-- Supplied entries start --

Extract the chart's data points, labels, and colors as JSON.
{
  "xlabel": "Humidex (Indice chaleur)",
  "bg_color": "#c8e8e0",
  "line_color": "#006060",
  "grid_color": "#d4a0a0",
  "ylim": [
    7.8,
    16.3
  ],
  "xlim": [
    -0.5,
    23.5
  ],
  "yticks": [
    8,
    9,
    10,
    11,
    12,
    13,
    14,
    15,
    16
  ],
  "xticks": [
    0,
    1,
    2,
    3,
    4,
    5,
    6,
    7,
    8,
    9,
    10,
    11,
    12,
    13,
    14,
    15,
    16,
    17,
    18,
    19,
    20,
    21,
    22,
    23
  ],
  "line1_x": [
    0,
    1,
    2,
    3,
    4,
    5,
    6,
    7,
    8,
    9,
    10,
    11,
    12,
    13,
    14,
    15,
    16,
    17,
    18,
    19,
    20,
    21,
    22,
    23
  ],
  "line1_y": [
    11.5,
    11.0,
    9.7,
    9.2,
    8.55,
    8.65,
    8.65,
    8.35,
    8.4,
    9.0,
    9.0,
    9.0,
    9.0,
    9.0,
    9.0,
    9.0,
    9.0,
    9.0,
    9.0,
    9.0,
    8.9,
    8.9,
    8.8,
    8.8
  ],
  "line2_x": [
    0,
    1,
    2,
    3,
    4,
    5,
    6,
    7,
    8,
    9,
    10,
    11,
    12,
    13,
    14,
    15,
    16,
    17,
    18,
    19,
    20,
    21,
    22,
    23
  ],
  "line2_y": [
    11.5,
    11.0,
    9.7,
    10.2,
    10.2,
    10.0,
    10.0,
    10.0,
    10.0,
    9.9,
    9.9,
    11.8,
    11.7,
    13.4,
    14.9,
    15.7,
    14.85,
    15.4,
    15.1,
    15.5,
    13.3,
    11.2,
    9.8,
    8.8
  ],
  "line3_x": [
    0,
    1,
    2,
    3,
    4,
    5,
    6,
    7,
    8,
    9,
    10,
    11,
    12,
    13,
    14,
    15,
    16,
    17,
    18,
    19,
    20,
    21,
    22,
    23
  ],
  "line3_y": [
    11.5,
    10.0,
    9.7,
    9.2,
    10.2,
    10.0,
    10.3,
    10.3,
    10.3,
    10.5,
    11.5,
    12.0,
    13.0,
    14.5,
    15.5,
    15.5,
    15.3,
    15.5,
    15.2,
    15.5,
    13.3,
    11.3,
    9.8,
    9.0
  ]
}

-- Supplied entries end --
-- Supplied entries start --

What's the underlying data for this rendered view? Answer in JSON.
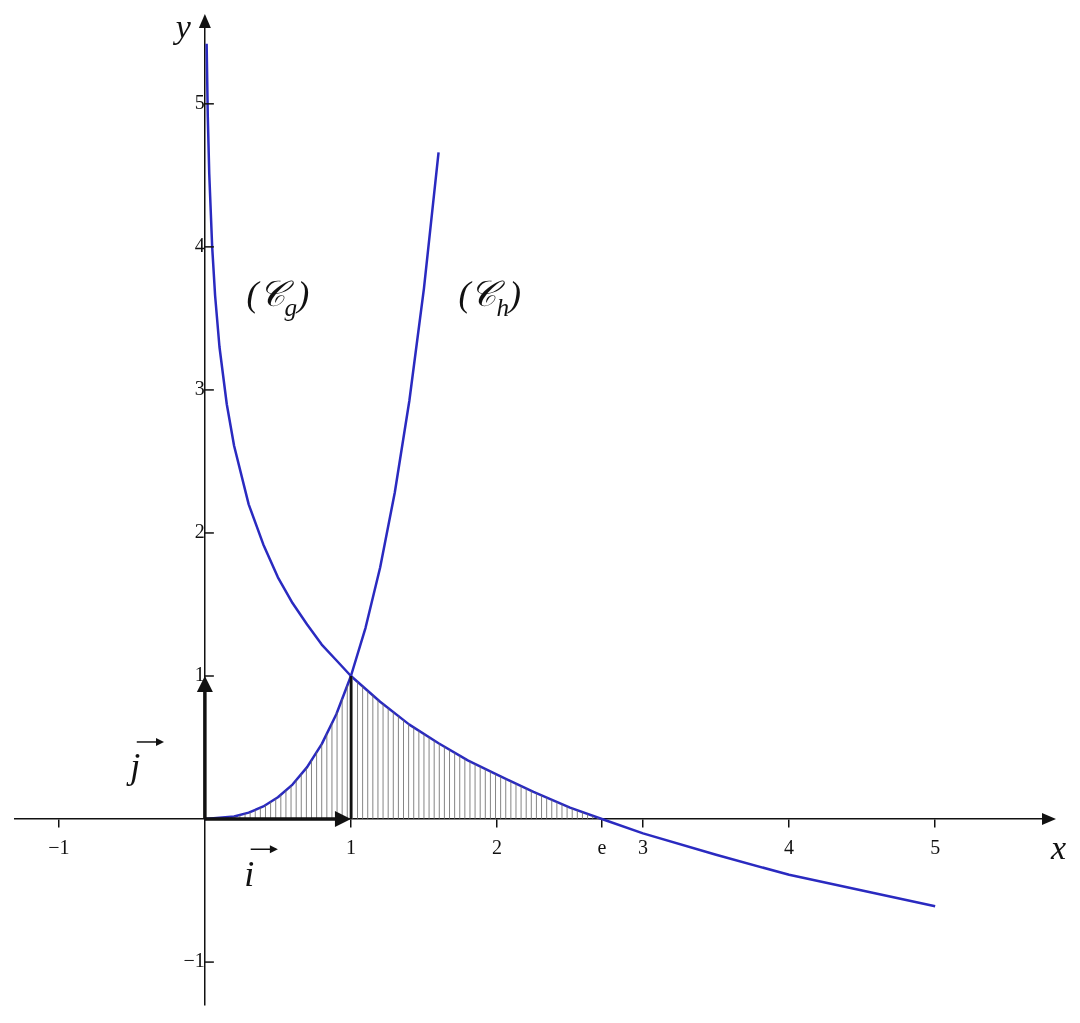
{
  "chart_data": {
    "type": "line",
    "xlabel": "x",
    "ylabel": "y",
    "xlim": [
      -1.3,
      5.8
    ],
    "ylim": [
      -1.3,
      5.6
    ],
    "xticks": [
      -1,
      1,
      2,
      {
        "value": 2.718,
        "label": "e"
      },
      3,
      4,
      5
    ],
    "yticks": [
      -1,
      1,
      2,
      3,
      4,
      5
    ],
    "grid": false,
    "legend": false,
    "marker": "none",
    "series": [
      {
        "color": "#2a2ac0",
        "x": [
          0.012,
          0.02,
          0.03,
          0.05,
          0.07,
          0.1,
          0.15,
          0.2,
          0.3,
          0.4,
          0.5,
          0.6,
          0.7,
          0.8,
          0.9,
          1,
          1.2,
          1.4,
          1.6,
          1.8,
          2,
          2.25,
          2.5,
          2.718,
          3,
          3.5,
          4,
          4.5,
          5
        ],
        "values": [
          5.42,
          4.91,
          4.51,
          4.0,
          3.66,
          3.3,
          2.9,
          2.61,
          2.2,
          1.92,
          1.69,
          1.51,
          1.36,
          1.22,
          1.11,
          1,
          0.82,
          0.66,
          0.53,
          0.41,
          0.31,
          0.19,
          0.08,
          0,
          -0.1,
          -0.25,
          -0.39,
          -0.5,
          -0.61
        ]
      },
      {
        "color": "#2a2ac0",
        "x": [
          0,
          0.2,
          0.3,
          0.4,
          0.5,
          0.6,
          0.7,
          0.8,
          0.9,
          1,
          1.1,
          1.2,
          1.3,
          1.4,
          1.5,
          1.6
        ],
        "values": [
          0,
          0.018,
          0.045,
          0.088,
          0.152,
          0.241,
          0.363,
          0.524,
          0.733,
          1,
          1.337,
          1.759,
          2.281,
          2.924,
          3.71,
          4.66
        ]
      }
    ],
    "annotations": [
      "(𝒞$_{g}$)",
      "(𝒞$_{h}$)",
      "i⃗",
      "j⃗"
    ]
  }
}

-- Supplied entries end --
-- Supplied entries start --

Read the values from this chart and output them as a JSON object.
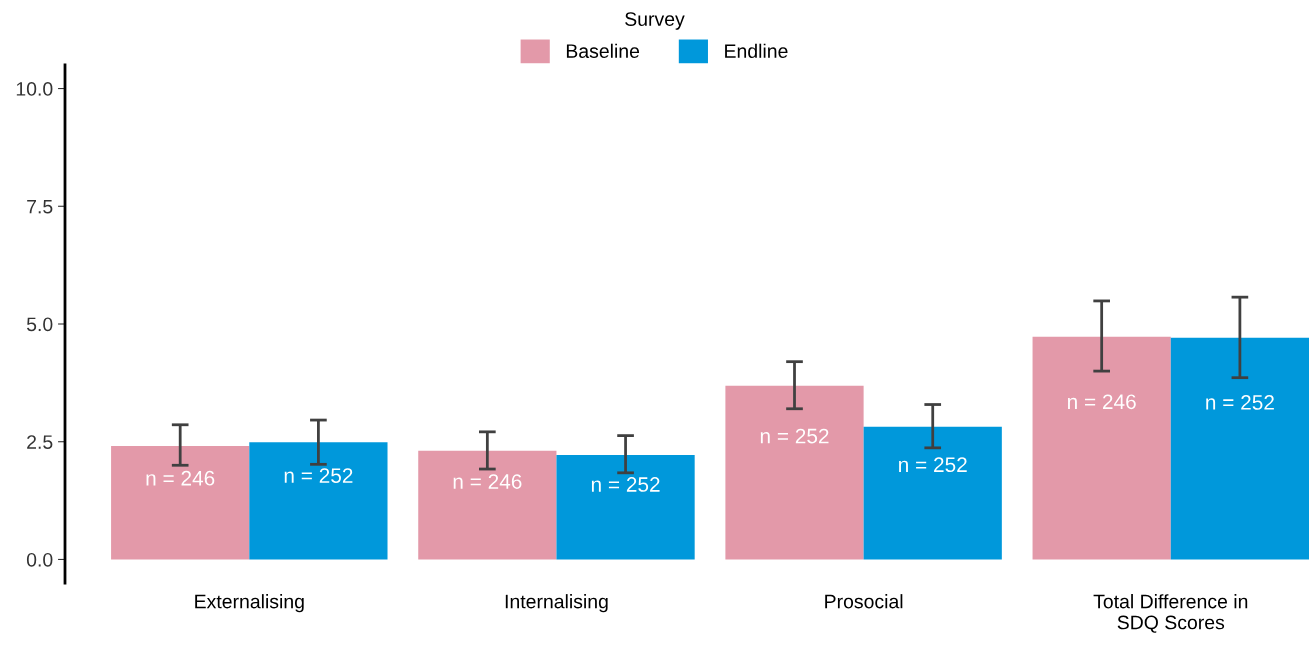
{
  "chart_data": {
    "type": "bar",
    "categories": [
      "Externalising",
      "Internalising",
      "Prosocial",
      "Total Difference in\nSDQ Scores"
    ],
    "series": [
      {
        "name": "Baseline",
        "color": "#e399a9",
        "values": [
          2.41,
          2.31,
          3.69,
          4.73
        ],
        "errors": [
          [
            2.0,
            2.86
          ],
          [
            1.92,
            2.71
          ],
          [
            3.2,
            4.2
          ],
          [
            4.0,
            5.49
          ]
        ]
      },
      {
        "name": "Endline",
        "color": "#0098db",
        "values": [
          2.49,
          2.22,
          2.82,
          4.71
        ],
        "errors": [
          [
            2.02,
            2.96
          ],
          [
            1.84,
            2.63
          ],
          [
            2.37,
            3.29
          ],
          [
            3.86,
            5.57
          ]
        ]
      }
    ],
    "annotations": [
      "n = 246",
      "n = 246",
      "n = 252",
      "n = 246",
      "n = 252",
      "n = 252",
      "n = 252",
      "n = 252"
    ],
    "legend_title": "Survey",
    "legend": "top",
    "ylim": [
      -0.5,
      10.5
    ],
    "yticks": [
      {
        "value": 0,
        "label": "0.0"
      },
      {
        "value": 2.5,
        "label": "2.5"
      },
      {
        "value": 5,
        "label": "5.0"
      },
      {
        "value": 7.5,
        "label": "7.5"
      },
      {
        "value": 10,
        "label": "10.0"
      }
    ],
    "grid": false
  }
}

-- Supplied entries end --

--- The task ---
Using the records above, select and copy every line that has the word "JSON".

--- Exercise output ---
Extract the chart's data points, labels, and colors as JSON.
What's the underlying data for this rendered view? Answer in JSON.
Read the values from this chart and output them as a JSON object.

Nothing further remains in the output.